> [Problem statement]: Scan the material for the word "الالكتروني", and copy each line where it shows up.
● ● ● ●
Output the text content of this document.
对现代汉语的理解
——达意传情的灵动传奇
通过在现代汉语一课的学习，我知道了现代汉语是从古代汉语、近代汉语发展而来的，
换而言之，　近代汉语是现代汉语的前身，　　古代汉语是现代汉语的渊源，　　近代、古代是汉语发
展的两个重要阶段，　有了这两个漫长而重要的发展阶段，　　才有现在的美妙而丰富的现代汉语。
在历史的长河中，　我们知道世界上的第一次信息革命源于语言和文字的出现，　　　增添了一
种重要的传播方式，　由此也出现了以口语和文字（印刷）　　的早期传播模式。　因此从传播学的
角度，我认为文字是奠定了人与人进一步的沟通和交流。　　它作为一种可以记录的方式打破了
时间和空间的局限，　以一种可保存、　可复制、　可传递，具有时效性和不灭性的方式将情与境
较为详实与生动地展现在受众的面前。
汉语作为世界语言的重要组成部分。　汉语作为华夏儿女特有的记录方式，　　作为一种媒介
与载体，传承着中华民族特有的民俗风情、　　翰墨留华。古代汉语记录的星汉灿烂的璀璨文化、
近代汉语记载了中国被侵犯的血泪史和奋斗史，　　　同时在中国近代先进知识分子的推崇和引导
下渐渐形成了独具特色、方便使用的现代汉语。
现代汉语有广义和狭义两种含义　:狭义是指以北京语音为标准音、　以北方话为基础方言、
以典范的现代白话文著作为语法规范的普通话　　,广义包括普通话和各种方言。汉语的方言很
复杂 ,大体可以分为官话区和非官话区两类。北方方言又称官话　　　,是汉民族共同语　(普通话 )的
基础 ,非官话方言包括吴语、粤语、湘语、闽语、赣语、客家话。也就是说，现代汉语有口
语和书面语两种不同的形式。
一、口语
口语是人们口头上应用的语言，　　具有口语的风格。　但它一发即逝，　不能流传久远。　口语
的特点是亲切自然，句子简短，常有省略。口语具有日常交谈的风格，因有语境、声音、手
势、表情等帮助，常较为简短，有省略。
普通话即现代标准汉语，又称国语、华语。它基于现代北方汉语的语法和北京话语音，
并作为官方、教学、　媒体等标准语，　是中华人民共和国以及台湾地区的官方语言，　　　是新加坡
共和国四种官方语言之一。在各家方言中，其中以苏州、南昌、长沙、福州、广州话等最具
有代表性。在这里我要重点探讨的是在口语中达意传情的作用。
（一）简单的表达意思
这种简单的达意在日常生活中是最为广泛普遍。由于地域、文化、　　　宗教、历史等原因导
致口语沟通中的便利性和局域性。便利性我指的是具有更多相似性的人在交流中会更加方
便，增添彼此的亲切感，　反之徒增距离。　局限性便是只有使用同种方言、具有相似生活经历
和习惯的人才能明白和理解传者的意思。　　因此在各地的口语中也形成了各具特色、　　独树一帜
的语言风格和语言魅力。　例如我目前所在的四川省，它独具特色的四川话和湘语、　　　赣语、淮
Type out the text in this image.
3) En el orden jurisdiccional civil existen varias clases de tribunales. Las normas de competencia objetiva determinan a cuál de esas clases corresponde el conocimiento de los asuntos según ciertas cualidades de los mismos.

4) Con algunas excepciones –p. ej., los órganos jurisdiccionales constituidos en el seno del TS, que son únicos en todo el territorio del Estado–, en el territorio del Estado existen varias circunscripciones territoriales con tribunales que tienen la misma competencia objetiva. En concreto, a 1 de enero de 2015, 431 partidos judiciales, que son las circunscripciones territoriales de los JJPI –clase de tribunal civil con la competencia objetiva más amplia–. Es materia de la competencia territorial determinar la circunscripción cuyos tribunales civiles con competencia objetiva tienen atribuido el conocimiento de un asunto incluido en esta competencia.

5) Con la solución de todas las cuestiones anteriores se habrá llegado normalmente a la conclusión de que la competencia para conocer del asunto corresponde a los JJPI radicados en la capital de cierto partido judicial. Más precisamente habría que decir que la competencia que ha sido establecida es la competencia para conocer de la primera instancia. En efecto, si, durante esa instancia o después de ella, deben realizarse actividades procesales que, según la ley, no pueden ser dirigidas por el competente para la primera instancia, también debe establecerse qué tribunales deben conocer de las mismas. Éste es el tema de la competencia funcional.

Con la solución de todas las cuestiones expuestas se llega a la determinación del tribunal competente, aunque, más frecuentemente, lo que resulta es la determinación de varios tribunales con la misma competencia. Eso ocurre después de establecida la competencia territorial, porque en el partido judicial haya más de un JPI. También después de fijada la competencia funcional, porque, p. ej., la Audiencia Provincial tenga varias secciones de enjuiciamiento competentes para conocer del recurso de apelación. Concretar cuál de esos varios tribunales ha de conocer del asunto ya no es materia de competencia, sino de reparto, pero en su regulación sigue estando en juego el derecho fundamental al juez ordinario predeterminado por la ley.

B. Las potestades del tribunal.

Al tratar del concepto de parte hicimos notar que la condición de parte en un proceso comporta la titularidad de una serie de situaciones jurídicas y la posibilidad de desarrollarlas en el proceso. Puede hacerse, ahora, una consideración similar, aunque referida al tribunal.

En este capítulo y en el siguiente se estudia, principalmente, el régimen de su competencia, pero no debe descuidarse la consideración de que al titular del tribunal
● ● ● ●
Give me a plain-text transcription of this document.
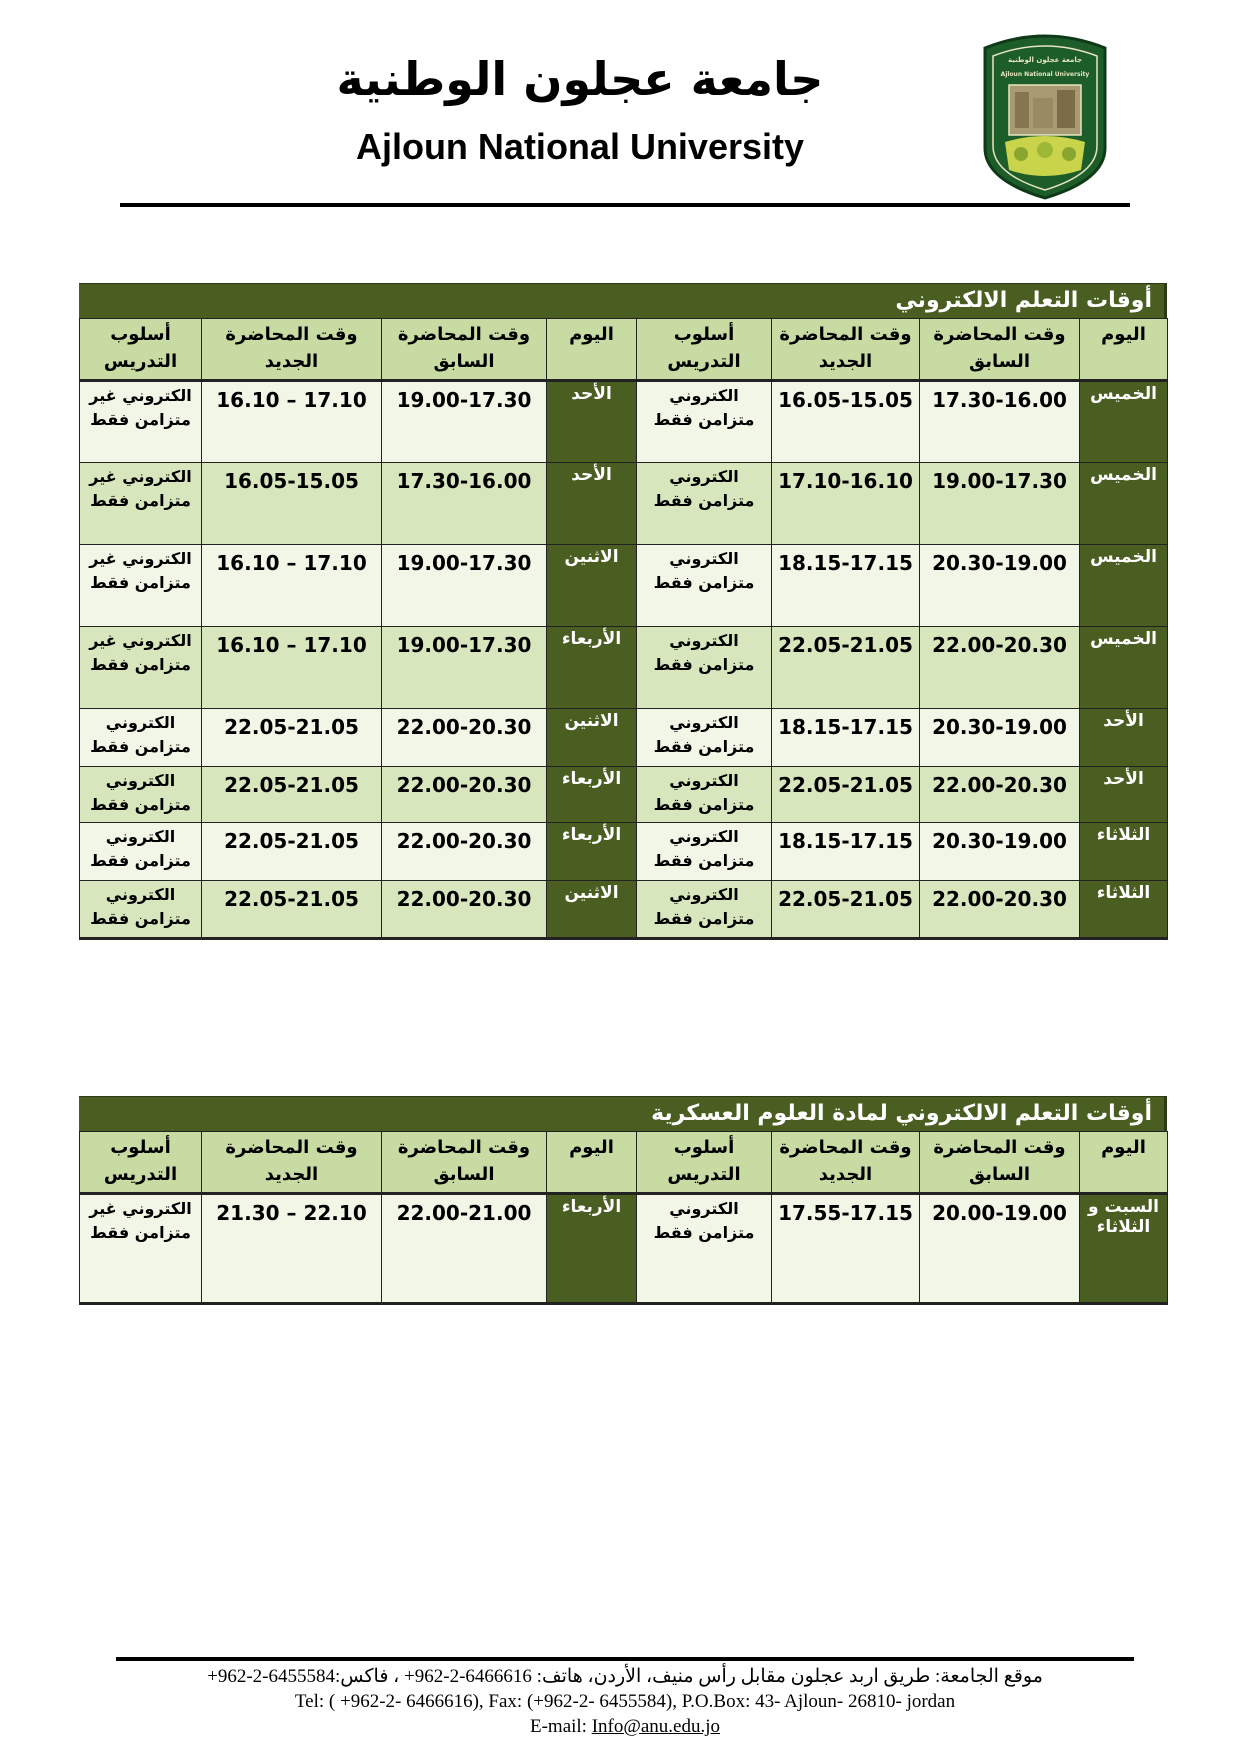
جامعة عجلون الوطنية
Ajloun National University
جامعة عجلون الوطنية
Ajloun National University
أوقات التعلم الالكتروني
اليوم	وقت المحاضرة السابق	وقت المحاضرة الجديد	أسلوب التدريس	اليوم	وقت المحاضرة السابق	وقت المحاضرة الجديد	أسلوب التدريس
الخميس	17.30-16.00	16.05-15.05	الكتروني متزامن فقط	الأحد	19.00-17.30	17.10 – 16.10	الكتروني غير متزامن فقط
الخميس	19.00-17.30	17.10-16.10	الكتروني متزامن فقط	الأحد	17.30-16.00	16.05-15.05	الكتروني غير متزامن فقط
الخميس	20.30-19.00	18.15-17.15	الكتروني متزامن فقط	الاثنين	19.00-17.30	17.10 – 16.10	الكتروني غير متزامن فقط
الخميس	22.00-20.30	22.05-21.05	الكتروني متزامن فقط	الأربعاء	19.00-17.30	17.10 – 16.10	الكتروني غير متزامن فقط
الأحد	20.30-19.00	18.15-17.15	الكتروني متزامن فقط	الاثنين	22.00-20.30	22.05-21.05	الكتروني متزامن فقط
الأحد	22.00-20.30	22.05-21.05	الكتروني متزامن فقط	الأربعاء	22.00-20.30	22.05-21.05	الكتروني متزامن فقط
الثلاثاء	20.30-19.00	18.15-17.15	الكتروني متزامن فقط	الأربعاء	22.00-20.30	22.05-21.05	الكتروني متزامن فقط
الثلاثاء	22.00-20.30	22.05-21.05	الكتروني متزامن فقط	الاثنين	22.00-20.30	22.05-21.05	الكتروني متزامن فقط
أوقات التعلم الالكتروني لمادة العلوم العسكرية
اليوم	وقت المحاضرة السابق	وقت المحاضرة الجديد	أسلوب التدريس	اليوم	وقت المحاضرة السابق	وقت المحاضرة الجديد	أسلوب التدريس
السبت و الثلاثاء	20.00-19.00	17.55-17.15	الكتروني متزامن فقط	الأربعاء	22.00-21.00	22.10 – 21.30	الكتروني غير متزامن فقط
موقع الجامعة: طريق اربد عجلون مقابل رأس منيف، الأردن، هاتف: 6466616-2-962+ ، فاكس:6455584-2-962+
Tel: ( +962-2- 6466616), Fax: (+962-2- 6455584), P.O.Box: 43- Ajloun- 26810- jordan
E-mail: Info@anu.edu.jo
● ● ● ●
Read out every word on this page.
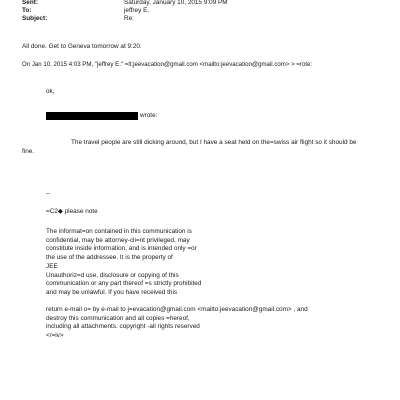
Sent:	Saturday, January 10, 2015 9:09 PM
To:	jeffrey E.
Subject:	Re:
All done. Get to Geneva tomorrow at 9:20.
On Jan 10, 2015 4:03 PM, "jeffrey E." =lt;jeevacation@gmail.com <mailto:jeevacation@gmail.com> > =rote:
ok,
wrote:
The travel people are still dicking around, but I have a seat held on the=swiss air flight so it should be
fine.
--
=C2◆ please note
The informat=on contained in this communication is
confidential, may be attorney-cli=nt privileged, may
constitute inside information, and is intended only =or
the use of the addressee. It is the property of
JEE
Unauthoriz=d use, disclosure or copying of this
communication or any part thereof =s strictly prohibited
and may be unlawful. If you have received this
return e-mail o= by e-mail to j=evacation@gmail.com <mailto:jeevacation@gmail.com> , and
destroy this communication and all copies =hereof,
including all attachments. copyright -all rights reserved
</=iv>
● ● ● ●
> [Finished task]:
أوقات التعلم الالكتروني
أوقات التعلم الالكتروني لمادة العلوم العسكرية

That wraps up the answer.